Required work - Review the material and extract every line in which the word "Days" occurs.

Items -
========================================

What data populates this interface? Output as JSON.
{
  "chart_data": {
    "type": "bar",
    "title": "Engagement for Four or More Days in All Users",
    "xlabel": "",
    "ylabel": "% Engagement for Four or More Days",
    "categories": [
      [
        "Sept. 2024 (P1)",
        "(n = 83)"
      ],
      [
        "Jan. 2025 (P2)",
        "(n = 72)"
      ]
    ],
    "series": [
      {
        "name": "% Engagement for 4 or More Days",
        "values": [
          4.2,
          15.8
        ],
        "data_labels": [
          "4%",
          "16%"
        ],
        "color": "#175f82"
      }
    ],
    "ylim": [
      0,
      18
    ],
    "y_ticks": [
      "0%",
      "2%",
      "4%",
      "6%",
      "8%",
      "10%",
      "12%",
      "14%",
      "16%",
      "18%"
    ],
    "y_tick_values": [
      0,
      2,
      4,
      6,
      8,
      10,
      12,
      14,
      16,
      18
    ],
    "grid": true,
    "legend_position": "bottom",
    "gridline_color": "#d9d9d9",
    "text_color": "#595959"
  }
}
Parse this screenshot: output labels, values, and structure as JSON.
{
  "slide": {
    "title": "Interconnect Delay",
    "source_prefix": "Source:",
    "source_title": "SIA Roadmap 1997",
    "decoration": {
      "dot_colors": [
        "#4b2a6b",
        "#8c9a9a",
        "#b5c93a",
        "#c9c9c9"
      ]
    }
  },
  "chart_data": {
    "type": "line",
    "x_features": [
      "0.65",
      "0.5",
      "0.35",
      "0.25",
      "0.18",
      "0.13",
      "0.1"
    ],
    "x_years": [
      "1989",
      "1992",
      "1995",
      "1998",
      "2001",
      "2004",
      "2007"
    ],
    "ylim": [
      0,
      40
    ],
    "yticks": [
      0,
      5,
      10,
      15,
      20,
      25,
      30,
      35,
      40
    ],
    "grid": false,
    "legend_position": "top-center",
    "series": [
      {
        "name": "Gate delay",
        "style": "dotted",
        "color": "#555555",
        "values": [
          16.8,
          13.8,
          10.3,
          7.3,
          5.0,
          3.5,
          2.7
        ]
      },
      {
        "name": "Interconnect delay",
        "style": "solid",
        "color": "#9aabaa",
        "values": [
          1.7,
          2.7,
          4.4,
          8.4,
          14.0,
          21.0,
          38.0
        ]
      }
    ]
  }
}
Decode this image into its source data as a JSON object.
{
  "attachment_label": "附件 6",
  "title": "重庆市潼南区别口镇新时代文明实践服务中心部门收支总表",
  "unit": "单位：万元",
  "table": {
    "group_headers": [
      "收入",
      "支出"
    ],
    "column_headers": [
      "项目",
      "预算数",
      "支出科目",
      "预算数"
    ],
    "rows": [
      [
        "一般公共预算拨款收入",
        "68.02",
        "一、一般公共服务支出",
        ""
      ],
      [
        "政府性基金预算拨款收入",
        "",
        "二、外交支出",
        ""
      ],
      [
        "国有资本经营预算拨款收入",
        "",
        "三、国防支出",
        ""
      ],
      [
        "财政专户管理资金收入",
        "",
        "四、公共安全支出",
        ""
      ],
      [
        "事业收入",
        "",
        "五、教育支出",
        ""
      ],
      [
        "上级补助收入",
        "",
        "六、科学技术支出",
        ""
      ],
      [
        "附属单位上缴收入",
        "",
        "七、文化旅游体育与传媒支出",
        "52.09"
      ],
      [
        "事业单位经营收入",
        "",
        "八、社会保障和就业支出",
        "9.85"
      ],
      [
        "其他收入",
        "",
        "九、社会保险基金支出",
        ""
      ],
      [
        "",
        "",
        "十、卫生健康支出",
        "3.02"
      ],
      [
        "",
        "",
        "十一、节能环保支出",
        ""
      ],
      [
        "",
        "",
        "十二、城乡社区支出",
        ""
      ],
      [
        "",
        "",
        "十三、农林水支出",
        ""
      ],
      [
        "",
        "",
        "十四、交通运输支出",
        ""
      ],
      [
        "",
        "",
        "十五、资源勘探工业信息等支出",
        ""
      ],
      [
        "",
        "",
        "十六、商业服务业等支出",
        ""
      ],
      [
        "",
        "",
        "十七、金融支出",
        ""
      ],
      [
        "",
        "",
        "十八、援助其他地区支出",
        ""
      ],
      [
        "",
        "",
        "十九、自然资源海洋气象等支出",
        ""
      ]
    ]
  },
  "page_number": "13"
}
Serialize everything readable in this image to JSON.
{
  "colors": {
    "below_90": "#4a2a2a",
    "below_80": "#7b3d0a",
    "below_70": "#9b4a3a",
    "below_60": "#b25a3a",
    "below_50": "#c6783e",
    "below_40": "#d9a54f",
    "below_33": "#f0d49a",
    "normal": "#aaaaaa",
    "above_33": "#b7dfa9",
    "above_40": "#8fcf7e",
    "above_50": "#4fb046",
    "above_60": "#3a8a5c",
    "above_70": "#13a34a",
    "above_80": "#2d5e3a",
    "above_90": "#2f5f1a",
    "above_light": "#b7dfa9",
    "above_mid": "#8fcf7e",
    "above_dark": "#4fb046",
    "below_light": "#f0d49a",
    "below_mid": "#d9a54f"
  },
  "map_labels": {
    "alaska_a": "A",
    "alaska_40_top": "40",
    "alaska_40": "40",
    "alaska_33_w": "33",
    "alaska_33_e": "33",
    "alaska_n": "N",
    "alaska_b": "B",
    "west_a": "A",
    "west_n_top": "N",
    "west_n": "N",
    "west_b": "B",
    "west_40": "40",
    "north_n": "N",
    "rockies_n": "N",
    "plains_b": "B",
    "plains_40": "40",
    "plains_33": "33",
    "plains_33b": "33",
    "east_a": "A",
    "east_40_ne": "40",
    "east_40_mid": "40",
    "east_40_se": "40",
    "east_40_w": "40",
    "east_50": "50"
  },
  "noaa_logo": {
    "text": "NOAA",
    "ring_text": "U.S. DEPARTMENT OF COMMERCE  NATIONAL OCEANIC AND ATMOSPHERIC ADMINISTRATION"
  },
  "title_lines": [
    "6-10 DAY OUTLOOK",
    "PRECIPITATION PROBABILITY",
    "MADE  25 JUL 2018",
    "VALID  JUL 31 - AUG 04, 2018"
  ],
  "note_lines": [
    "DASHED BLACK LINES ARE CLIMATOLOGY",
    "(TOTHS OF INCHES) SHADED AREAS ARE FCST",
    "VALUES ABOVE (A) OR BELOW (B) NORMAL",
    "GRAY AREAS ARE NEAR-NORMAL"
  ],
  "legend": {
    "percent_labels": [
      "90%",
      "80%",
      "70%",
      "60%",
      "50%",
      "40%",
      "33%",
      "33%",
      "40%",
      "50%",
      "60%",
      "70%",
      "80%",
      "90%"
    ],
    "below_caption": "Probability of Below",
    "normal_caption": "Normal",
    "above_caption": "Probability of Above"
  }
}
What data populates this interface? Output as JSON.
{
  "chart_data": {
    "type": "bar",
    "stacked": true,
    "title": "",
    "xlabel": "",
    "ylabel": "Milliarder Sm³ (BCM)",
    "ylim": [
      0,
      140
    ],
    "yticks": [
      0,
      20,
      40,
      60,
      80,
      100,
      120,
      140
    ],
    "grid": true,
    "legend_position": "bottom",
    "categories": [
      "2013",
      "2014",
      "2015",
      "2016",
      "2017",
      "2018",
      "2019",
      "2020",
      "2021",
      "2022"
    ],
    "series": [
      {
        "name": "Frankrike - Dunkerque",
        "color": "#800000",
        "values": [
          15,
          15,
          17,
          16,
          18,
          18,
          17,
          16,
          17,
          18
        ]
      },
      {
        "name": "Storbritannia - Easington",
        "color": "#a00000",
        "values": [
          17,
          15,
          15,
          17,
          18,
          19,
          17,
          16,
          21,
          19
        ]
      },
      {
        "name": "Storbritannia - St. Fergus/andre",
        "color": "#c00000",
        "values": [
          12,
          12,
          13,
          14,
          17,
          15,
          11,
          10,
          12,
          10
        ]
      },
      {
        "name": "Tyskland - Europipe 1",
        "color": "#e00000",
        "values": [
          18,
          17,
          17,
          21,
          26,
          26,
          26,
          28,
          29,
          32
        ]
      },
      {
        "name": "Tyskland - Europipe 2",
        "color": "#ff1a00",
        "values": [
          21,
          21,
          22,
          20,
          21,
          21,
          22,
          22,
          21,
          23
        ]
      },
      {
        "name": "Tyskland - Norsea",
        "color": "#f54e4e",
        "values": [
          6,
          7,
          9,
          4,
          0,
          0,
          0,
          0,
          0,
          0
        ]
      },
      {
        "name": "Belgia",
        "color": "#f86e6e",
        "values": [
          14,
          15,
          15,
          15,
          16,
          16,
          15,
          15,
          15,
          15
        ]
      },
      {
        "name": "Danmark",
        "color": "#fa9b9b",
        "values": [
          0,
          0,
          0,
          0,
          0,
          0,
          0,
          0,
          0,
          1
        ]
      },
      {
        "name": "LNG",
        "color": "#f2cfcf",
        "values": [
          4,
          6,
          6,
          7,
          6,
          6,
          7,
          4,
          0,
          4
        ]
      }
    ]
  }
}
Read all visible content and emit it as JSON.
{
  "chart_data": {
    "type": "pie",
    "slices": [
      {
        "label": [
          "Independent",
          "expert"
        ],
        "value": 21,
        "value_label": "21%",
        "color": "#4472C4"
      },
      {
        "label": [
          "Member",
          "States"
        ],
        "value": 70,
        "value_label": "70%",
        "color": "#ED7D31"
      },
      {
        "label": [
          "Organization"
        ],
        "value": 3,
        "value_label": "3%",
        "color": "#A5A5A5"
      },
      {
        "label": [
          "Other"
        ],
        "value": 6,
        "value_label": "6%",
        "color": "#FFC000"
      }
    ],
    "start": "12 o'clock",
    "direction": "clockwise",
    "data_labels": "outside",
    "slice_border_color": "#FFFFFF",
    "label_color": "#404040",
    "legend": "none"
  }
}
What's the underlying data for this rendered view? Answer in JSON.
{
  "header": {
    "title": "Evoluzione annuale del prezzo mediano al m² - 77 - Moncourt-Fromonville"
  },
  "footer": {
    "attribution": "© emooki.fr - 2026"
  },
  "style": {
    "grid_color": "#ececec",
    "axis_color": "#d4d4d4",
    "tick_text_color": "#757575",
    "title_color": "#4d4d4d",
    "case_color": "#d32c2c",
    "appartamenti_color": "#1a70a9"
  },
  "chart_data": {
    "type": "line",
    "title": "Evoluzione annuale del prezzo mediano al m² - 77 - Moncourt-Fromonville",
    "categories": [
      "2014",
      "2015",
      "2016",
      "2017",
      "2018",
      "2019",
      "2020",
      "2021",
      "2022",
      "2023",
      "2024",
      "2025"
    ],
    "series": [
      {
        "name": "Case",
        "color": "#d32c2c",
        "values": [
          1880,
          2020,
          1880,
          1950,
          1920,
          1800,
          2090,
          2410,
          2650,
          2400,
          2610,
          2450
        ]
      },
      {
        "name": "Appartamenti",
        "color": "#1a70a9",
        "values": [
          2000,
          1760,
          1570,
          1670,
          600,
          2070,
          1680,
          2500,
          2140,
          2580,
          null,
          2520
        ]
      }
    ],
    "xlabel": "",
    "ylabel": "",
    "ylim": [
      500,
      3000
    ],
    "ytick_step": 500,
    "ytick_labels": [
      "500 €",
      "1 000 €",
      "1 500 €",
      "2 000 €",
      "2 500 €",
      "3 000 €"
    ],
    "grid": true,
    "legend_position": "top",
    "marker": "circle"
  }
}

========================================

Exercise result -
    "title": "Engagement for Four or More Days in All Users",
    "ylabel": "% Engagement for Four or More Days",
        "name": "% Engagement for 4 or More Days",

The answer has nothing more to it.